Your task is to filter the data below down to the lines holding "title".

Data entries
☆ ☆ ☆ ☆

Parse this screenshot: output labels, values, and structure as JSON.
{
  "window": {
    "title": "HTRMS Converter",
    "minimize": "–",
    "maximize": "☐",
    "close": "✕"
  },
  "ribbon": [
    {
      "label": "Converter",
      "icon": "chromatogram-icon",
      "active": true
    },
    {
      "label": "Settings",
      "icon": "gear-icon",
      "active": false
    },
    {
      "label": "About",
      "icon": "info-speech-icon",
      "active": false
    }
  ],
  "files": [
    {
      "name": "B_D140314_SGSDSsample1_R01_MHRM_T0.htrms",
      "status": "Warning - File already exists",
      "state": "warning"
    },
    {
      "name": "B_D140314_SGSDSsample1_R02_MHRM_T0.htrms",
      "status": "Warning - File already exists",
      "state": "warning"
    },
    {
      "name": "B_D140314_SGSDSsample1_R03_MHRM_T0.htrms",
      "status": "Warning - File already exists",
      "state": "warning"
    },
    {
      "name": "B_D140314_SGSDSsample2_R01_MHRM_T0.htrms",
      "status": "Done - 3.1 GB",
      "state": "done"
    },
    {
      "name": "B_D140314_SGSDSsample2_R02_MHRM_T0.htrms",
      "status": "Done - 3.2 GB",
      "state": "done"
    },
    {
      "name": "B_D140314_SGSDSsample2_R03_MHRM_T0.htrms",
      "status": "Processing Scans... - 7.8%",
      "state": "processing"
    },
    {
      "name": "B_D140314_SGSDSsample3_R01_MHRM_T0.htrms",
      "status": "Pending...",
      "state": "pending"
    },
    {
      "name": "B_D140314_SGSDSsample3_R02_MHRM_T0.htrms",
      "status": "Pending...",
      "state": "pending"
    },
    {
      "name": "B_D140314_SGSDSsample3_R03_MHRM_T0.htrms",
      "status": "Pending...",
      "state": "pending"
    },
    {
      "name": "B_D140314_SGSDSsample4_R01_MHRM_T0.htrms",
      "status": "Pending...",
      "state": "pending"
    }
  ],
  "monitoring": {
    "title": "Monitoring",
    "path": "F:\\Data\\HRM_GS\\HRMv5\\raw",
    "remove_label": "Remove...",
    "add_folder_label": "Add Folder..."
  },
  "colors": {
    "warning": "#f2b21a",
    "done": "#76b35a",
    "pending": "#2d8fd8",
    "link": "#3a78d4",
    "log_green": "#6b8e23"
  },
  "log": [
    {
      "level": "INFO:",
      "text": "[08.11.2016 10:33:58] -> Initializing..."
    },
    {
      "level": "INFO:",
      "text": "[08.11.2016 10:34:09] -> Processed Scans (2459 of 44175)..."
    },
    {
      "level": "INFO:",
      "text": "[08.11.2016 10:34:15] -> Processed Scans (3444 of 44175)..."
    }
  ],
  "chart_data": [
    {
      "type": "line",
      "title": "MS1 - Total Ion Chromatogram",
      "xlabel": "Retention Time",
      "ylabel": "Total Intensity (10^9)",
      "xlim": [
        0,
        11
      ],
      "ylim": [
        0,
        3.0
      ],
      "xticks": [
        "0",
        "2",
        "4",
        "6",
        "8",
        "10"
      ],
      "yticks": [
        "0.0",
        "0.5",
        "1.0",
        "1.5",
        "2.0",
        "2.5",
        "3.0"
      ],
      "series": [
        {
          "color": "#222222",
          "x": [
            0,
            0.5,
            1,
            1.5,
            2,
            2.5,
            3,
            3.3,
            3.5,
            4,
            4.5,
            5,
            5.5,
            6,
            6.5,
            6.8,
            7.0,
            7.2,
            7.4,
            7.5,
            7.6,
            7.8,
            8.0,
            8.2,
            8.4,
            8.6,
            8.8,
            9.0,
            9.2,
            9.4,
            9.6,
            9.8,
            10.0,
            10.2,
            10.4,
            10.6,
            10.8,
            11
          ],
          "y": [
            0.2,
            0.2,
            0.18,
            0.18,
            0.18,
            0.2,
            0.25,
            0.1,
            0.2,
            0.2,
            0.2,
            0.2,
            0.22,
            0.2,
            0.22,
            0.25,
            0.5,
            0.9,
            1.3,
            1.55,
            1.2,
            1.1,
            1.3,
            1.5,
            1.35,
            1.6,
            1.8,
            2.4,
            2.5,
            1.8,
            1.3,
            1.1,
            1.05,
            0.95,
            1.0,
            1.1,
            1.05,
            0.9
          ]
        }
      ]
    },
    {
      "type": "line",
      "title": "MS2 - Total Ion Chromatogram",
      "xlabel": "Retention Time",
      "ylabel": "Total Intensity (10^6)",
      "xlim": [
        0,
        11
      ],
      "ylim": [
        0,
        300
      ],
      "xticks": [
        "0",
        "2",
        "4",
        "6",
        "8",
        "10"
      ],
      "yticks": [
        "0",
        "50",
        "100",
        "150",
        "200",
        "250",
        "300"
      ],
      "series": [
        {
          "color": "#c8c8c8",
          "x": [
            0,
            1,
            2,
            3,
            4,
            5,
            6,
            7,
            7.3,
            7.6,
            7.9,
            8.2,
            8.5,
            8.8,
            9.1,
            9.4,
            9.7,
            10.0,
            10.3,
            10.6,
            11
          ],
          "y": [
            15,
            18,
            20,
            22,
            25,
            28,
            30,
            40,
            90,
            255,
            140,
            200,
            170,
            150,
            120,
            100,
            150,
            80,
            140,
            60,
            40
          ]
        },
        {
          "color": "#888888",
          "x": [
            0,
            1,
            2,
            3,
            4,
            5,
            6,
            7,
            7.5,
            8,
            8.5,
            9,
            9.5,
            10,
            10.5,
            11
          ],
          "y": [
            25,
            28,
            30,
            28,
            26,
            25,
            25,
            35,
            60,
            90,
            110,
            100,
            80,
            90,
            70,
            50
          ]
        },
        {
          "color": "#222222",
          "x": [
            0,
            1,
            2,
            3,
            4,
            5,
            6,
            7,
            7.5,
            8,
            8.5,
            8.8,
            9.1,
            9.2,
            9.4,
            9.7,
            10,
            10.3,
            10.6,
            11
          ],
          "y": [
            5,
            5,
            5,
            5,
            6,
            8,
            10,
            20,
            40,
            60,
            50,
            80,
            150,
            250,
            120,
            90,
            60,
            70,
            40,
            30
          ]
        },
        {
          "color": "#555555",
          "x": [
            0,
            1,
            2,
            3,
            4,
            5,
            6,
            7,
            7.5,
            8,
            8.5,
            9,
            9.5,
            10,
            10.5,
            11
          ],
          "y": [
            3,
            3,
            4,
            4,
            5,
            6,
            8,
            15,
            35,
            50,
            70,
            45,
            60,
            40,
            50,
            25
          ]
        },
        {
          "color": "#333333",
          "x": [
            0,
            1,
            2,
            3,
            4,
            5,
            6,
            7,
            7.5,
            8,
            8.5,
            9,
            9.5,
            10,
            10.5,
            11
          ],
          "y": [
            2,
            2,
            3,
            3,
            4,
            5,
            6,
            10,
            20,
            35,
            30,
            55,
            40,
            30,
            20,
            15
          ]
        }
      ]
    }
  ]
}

☆ ☆ ☆ ☆

**Written response:**
    "title": "HTRMS Converter",
    "title": "Monitoring",
      "title": "MS1 - Total Ion Chromatogram",
      "title": "MS2 - Total Ion Chromatogram",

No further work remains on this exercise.